## Prompt
In the entries that follow, find the word "confirmation" and report each line it is on.

## Source records
══════════

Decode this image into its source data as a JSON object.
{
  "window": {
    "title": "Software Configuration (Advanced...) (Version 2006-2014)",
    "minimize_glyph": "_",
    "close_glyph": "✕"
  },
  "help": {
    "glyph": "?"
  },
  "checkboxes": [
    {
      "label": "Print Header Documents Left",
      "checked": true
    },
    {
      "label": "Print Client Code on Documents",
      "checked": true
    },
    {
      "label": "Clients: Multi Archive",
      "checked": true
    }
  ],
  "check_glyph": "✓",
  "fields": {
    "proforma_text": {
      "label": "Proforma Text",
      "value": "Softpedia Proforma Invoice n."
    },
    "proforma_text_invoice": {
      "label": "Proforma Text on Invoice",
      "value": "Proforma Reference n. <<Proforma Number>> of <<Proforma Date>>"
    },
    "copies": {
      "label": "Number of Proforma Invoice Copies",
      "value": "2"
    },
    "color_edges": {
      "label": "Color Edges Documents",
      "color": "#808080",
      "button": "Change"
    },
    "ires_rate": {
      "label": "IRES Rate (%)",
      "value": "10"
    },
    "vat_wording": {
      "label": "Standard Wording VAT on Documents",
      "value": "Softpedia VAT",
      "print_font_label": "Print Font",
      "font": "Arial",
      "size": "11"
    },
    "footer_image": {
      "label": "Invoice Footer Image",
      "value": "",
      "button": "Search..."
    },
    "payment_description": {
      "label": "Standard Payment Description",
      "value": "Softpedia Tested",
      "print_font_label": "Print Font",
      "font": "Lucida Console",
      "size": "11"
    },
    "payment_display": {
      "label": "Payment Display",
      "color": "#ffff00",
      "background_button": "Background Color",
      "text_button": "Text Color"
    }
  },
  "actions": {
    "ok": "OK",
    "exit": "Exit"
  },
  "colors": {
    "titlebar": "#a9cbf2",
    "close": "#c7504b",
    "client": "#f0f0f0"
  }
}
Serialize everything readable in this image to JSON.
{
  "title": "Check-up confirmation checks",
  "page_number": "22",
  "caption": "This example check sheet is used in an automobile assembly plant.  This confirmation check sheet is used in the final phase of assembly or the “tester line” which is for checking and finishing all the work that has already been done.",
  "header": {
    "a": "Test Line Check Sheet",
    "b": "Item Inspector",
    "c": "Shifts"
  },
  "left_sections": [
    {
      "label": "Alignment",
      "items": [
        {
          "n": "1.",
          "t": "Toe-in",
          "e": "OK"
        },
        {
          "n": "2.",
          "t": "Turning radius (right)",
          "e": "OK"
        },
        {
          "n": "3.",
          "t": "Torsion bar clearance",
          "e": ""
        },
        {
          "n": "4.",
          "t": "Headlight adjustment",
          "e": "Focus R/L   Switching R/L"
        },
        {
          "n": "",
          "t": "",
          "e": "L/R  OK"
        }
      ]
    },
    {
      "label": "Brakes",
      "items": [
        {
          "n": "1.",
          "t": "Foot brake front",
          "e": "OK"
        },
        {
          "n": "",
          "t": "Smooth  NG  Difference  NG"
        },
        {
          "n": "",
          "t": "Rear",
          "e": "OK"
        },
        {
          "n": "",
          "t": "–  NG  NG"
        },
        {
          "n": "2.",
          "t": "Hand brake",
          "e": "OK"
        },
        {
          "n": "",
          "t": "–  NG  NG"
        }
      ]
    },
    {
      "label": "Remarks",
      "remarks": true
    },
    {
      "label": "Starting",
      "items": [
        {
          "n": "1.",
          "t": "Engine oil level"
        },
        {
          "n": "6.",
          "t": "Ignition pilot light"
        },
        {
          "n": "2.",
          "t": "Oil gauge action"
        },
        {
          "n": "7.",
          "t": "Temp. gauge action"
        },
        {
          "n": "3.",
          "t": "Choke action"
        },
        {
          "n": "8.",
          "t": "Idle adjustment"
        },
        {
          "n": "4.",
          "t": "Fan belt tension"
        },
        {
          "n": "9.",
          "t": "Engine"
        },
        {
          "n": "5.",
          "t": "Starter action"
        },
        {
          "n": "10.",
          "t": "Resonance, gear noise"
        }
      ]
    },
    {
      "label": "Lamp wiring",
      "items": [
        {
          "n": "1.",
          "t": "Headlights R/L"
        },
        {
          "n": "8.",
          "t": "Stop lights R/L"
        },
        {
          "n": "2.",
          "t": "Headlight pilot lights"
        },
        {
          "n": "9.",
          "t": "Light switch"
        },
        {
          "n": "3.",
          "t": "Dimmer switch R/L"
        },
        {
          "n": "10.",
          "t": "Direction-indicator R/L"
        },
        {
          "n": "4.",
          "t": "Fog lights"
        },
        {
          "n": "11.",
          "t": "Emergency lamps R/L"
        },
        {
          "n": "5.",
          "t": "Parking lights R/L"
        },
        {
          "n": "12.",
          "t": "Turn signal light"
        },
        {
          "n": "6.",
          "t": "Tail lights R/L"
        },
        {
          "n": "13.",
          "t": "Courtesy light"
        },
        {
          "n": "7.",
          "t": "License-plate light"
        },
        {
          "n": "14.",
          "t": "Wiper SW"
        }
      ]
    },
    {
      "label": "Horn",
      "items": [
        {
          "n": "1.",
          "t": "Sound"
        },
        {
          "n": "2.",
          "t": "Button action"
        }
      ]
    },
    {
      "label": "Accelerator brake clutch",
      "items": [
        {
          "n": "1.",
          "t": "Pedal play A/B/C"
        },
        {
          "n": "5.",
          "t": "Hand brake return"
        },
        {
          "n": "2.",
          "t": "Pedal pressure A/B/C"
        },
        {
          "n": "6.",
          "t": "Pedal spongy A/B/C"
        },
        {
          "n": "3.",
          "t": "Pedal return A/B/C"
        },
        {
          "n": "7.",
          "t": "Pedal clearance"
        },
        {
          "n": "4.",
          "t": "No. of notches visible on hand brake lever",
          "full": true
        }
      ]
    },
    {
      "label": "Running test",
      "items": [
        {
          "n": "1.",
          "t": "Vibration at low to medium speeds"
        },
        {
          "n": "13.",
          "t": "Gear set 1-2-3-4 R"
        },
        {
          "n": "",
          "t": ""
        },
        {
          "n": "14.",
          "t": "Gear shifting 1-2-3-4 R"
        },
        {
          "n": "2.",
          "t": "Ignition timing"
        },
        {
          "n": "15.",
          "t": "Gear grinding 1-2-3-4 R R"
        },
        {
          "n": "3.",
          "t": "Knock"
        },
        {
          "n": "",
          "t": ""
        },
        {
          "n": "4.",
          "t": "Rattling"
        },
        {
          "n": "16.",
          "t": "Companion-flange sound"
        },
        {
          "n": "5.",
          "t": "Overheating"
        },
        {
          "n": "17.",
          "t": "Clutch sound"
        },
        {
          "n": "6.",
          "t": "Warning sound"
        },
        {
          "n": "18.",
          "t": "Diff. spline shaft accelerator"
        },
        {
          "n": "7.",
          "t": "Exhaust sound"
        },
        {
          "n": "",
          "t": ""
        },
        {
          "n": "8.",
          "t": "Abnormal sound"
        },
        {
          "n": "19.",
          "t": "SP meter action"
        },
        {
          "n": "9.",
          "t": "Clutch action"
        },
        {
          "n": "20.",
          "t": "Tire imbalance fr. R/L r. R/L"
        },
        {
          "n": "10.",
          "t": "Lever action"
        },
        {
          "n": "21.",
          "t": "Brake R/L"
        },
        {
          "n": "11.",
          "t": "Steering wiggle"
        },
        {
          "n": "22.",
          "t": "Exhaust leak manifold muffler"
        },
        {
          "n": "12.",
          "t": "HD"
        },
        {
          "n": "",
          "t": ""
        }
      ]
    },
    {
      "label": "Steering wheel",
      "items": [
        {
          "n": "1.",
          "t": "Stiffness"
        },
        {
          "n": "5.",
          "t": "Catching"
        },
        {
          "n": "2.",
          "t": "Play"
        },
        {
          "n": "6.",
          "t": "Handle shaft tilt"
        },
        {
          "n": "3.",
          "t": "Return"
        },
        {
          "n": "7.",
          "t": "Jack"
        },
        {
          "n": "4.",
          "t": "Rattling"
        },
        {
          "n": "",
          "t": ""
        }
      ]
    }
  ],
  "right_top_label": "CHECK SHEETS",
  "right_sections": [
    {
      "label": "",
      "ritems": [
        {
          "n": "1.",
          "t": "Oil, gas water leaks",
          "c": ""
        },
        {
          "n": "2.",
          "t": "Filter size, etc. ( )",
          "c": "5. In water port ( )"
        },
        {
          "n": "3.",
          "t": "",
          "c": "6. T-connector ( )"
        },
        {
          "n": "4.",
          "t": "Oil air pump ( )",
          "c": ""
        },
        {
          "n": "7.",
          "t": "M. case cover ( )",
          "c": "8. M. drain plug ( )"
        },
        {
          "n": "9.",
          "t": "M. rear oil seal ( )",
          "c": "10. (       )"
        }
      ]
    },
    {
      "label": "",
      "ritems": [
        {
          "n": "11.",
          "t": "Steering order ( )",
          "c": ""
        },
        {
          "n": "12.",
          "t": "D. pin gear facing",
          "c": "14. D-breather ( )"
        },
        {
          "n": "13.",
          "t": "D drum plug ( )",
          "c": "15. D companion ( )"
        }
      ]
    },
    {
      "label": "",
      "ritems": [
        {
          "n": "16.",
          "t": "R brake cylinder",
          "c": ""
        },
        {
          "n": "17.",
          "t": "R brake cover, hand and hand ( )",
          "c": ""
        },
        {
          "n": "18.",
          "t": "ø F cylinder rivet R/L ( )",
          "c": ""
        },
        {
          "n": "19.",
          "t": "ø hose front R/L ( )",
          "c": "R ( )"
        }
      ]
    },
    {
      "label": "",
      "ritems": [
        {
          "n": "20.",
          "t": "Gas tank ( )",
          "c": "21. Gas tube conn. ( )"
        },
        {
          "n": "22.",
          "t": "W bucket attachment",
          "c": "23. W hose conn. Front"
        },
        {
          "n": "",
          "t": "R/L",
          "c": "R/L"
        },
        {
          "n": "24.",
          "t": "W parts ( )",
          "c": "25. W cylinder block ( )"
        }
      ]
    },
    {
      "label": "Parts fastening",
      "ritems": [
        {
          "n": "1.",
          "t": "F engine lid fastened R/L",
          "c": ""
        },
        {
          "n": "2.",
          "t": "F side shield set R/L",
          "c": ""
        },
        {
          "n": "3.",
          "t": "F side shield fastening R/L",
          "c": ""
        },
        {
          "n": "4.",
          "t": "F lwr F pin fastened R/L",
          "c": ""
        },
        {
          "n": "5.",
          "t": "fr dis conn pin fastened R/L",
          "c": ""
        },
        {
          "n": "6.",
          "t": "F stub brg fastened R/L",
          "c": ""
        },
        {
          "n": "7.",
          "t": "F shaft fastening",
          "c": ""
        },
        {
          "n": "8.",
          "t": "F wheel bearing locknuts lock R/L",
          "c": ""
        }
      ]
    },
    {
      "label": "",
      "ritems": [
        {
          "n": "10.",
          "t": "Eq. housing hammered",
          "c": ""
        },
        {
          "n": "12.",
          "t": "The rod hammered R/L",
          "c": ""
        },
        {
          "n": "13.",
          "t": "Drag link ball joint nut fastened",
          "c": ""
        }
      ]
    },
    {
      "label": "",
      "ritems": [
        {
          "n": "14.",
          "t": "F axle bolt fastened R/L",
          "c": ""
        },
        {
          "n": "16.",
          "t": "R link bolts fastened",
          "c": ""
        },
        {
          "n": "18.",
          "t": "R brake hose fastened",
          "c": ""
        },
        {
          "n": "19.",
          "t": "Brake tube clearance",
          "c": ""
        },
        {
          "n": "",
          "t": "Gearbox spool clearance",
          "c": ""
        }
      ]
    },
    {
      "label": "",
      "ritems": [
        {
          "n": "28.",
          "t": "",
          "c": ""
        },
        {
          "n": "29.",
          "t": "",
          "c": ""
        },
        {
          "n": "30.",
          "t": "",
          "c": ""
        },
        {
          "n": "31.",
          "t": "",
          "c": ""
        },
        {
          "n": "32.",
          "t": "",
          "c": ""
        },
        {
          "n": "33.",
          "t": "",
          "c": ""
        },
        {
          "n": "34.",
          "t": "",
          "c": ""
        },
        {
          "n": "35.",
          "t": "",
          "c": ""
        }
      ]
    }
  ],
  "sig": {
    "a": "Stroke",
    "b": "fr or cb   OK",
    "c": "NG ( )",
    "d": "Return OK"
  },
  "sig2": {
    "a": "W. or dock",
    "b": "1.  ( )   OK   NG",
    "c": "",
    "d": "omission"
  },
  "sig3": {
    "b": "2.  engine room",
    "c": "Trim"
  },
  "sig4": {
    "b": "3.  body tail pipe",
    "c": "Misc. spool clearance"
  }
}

══════════

## Worked answer
  "title": "Check-up confirmation checks",
  "caption": "This example check sheet is used in an automobile assembly plant.  This confirmation check sheet is used in the final phase of assembly or the “tester line” which is for checking and finishing all the work that has already been done.",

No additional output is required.